** begin **

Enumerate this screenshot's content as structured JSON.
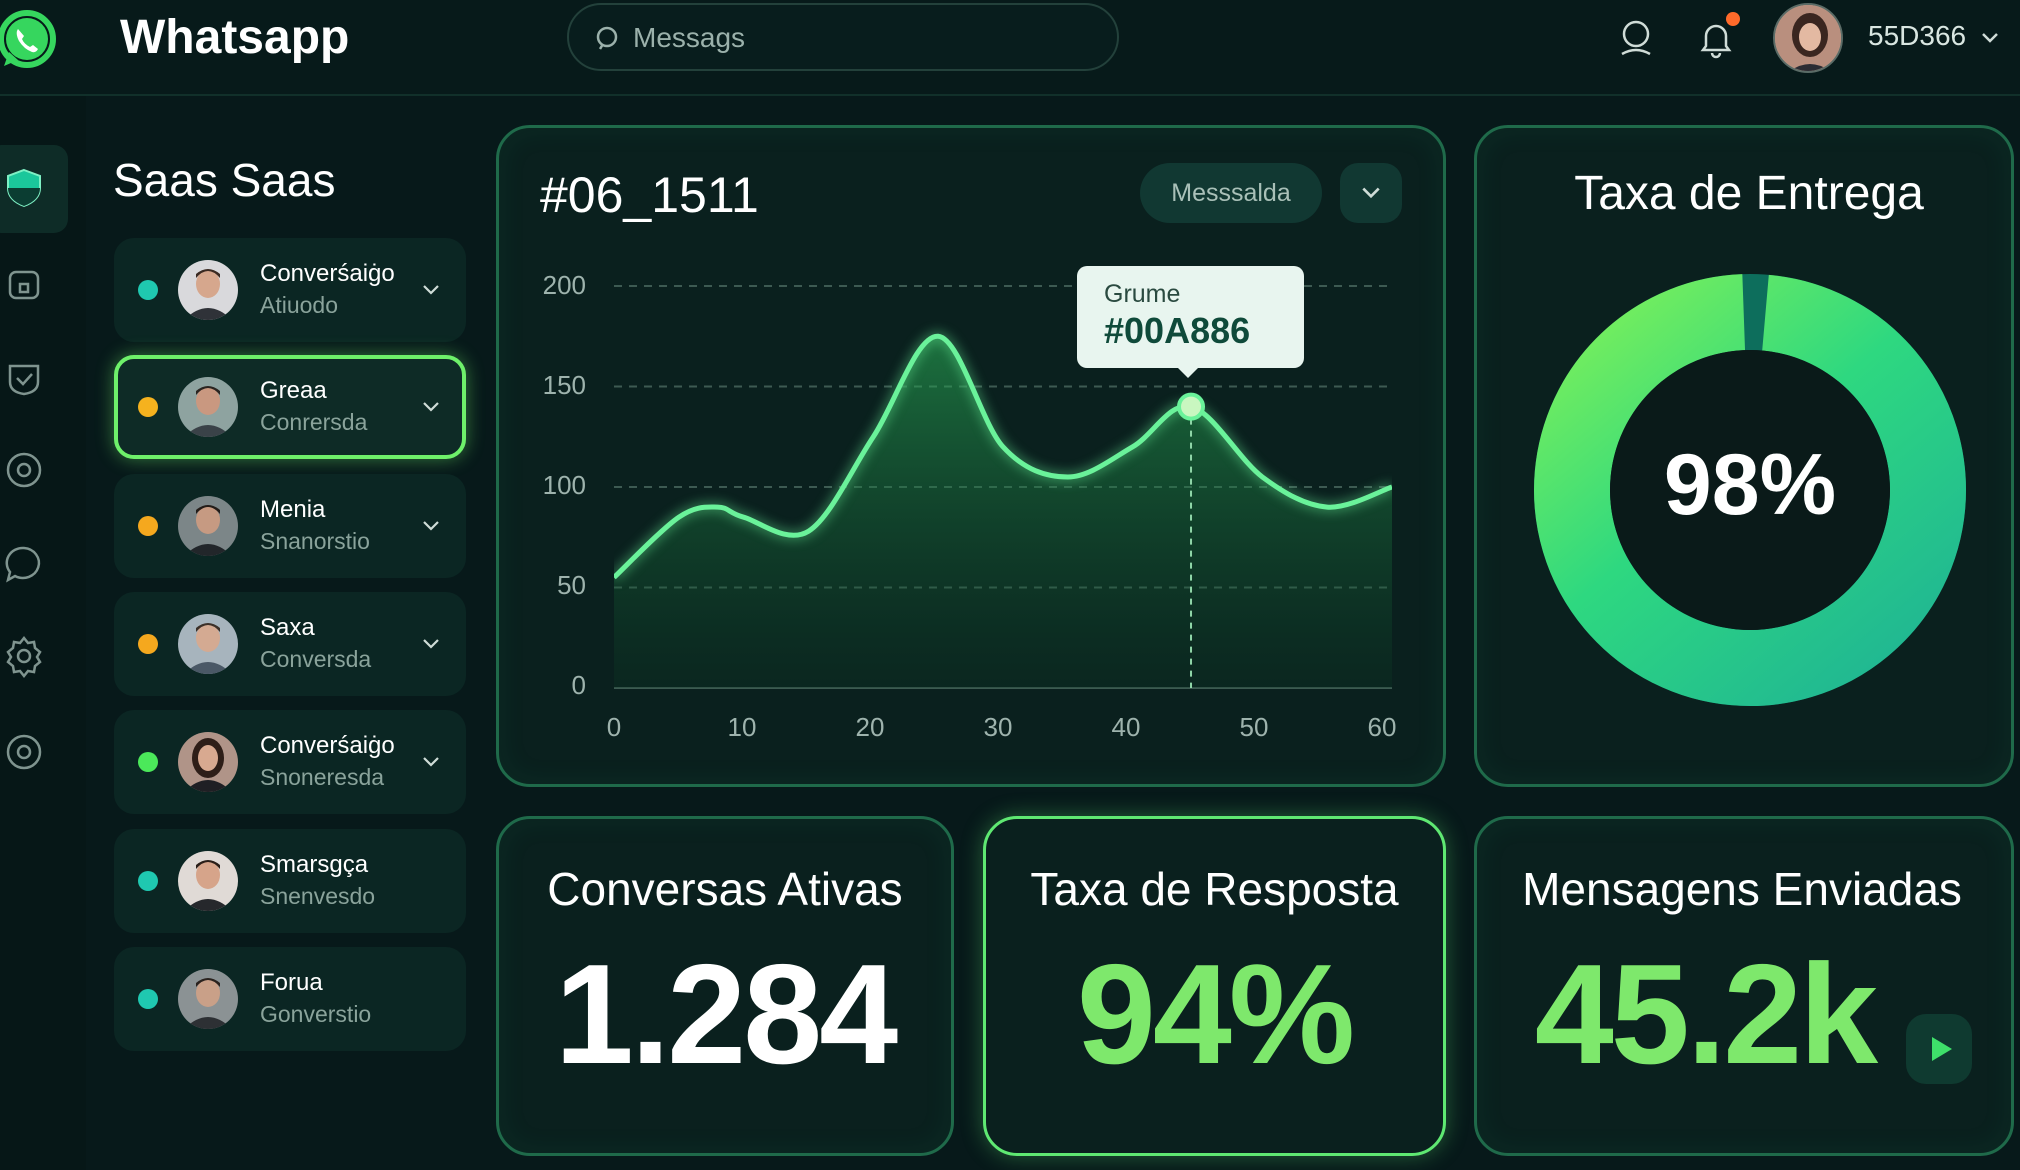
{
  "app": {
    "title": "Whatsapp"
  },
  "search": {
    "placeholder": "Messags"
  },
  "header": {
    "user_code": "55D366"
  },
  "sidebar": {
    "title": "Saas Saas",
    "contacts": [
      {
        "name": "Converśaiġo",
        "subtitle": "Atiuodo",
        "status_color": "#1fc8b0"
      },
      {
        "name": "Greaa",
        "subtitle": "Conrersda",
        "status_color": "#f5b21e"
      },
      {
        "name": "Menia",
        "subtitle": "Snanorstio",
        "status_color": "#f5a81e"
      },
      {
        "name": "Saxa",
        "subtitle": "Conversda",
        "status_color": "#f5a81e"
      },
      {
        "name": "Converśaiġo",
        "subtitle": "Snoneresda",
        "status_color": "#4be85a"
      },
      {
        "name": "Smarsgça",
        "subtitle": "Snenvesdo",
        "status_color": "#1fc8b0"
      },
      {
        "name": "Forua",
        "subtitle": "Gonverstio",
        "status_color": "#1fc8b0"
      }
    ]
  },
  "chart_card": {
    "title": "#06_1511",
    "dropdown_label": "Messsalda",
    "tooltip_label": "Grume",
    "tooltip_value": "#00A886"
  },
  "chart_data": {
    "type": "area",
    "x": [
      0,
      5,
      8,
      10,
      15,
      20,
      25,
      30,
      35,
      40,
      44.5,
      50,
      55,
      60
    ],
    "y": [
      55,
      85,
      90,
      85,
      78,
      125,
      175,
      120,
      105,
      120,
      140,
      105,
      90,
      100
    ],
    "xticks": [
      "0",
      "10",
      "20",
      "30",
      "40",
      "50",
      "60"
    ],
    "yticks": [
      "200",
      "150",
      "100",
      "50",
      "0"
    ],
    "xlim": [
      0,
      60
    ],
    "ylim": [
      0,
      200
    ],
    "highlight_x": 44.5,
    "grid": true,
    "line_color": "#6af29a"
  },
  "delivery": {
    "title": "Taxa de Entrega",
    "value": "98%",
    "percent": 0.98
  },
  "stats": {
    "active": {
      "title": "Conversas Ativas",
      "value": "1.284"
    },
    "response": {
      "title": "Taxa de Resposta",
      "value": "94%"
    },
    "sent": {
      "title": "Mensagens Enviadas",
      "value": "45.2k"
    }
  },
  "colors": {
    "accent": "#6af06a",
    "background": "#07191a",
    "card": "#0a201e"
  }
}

** end **

» Work instructions:
Extract every line from the records above that contains the word "subtitle".

» Complete output:
        "subtitle": "Atiuodo",
        "subtitle": "Conrersda",
        "subtitle": "Snanorstio",
        "subtitle": "Conversda",
        "subtitle": "Snoneresda",
        "subtitle": "Snenvesdo",
        "subtitle": "Gonverstio",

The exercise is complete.